** Start of Input data **

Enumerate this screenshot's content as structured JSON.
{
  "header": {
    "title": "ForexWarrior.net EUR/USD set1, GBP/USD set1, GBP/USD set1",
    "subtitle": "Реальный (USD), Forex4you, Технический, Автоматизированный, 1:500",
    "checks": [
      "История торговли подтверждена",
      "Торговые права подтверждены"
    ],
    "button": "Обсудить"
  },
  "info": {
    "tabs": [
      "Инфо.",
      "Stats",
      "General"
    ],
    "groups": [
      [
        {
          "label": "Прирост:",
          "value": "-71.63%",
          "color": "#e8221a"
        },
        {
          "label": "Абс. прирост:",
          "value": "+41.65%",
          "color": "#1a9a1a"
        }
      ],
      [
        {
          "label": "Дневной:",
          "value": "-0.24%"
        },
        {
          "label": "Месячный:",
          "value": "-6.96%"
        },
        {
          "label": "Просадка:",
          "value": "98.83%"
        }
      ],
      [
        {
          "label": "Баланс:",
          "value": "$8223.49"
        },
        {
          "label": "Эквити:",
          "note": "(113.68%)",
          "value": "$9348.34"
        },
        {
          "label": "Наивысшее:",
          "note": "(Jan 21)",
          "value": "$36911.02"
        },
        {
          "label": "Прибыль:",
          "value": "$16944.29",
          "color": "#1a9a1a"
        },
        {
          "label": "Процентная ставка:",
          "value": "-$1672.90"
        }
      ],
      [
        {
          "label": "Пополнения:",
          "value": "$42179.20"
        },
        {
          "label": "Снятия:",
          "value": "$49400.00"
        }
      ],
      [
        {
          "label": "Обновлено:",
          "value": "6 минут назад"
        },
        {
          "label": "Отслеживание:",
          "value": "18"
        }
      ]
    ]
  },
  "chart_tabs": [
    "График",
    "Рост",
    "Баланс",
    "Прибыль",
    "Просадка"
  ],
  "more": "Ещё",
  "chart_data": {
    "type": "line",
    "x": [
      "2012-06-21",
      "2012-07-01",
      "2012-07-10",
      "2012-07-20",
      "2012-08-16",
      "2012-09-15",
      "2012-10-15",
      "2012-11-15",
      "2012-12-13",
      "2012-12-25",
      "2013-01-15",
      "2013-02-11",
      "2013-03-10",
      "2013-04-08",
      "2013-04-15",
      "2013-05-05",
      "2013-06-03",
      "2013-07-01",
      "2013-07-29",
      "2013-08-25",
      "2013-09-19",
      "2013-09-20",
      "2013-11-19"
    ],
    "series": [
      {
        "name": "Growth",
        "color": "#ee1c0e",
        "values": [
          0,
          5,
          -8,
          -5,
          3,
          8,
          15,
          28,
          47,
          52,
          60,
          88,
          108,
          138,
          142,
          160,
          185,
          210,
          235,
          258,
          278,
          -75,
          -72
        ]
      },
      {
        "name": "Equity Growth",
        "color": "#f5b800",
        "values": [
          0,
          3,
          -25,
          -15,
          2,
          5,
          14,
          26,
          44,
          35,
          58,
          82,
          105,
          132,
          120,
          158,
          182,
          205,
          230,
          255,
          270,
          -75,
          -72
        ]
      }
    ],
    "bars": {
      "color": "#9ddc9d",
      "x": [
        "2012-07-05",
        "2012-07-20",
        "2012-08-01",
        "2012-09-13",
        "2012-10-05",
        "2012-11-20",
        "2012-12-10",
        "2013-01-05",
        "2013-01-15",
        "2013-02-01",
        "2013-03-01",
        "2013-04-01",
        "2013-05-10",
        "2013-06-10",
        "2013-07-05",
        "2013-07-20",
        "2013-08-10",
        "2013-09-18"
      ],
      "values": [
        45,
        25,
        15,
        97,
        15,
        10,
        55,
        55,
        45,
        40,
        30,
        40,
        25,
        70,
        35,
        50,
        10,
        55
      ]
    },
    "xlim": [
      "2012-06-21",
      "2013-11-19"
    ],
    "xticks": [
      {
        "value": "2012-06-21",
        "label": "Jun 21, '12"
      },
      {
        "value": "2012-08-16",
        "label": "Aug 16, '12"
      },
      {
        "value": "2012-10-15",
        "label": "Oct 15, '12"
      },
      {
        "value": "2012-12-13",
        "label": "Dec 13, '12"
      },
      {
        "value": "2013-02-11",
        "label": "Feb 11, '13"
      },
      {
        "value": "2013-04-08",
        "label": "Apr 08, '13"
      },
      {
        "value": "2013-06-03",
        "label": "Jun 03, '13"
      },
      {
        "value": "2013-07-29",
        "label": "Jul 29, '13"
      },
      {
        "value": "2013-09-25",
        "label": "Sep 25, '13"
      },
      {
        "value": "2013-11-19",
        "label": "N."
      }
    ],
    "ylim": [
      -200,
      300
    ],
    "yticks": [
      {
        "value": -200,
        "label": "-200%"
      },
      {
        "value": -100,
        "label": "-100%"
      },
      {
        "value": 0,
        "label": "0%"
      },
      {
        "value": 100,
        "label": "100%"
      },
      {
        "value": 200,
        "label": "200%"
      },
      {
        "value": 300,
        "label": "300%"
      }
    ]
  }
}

** End of Input data **

■ Your goal:
Write out all records exactly, keeping every detail.

■ The reply:
Enumerate this screenshot's content as structured JSON.
{
  "header": {
    "title": "ForexWarrior.net EUR/USD set1, GBP/USD set1, GBP/USD set1",
    "subtitle": "Реальный (USD), Forex4you, Технический, Автоматизированный, 1:500",
    "checks": [
      "История торговли подтверждена",
      "Торговые права подтверждены"
    ],
    "button": "Обсудить"
  },
  "info": {
    "tabs": [
      "Инфо.",
      "Stats",
      "General"
    ],
    "groups": [
      [
        {
          "label": "Прирост:",
          "value": "-71.63%",
          "color": "#e8221a"
        },
        {
          "label": "Абс. прирост:",
          "value": "+41.65%",
          "color": "#1a9a1a"
        }
      ],
      [
        {
          "label": "Дневной:",
          "value": "-0.24%"
        },
        {
          "label": "Месячный:",
          "value": "-6.96%"
        },
        {
          "label": "Просадка:",
          "value": "98.83%"
        }
      ],
      [
        {
          "label": "Баланс:",
          "value": "$8223.49"
        },
        {
          "label": "Эквити:",
          "note": "(113.68%)",
          "value": "$9348.34"
        },
        {
          "label": "Наивысшее:",
          "note": "(Jan 21)",
          "value": "$36911.02"
        },
        {
          "label": "Прибыль:",
          "value": "$16944.29",
          "color": "#1a9a1a"
        },
        {
          "label": "Процентная ставка:",
          "value": "-$1672.90"
        }
      ],
      [
        {
          "label": "Пополнения:",
          "value": "$42179.20"
        },
        {
          "label": "Снятия:",
          "value": "$49400.00"
        }
      ],
      [
        {
          "label": "Обновлено:",
          "value": "6 минут назад"
        },
        {
          "label": "Отслеживание:",
          "value": "18"
        }
      ]
    ]
  },
  "chart_tabs": [
    "График",
    "Рост",
    "Баланс",
    "Прибыль",
    "Просадка"
  ],
  "more": "Ещё",
  "chart_data": {
    "type": "line",
    "x": [
      "2012-06-21",
      "2012-07-01",
      "2012-07-10",
      "2012-07-20",
      "2012-08-16",
      "2012-09-15",
      "2012-10-15",
      "2012-11-15",
      "2012-12-13",
      "2012-12-25",
      "2013-01-15",
      "2013-02-11",
      "2013-03-10",
      "2013-04-08",
      "2013-04-15",
      "2013-05-05",
      "2013-06-03",
      "2013-07-01",
      "2013-07-29",
      "2013-08-25",
      "2013-09-19",
      "2013-09-20",
      "2013-11-19"
    ],
    "series": [
      {
        "name": "Growth",
        "color": "#ee1c0e",
        "values": [
          0,
          5,
          -8,
          -5,
          3,
          8,
          15,
          28,
          47,
          52,
          60,
          88,
          108,
          138,
          142,
          160,
          185,
          210,
          235,
          258,
          278,
          -75,
          -72
        ]
      },
      {
        "name": "Equity Growth",
        "color": "#f5b800",
        "values": [
          0,
          3,
          -25,
          -15,
          2,
          5,
          14,
          26,
          44,
          35,
          58,
          82,
          105,
          132,
          120,
          158,
          182,
          205,
          230,
          255,
          270,
          -75,
          -72
        ]
      }
    ],
    "bars": {
      "color": "#9ddc9d",
      "x": [
        "2012-07-05",
        "2012-07-20",
        "2012-08-01",
        "2012-09-13",
        "2012-10-05",
        "2012-11-20",
        "2012-12-10",
        "2013-01-05",
        "2013-01-15",
        "2013-02-01",
        "2013-03-01",
        "2013-04-01",
        "2013-05-10",
        "2013-06-10",
        "2013-07-05",
        "2013-07-20",
        "2013-08-10",
        "2013-09-18"
      ],
      "values": [
        45,
        25,
        15,
        97,
        15,
        10,
        55,
        55,
        45,
        40,
        30,
        40,
        25,
        70,
        35,
        50,
        10,
        55
      ]
    },
    "xlim": [
      "2012-06-21",
      "2013-11-19"
    ],
    "xticks": [
      {
        "value": "2012-06-21",
        "label": "Jun 21, '12"
      },
      {
        "value": "2012-08-16",
        "label": "Aug 16, '12"
      },
      {
        "value": "2012-10-15",
        "label": "Oct 15, '12"
      },
      {
        "value": "2012-12-13",
        "label": "Dec 13, '12"
      },
      {
        "value": "2013-02-11",
        "label": "Feb 11, '13"
      },
      {
        "value": "2013-04-08",
        "label": "Apr 08, '13"
      },
      {
        "value": "2013-06-03",
        "label": "Jun 03, '13"
      },
      {
        "value": "2013-07-29",
        "label": "Jul 29, '13"
      },
      {
        "value": "2013-09-25",
        "label": "Sep 25, '13"
      },
      {
        "value": "2013-11-19",
        "label": "N."
      }
    ],
    "ylim": [
      -200,
      300
    ],
    "yticks": [
      {
        "value": -200,
        "label": "-200%"
      },
      {
        "value": -100,
        "label": "-100%"
      },
      {
        "value": 0,
        "label": "0%"
      },
      {
        "value": 100,
        "label": "100%"
      },
      {
        "value": 200,
        "label": "200%"
      },
      {
        "value": 300,
        "label": "300%"
      }
    ]
  }
}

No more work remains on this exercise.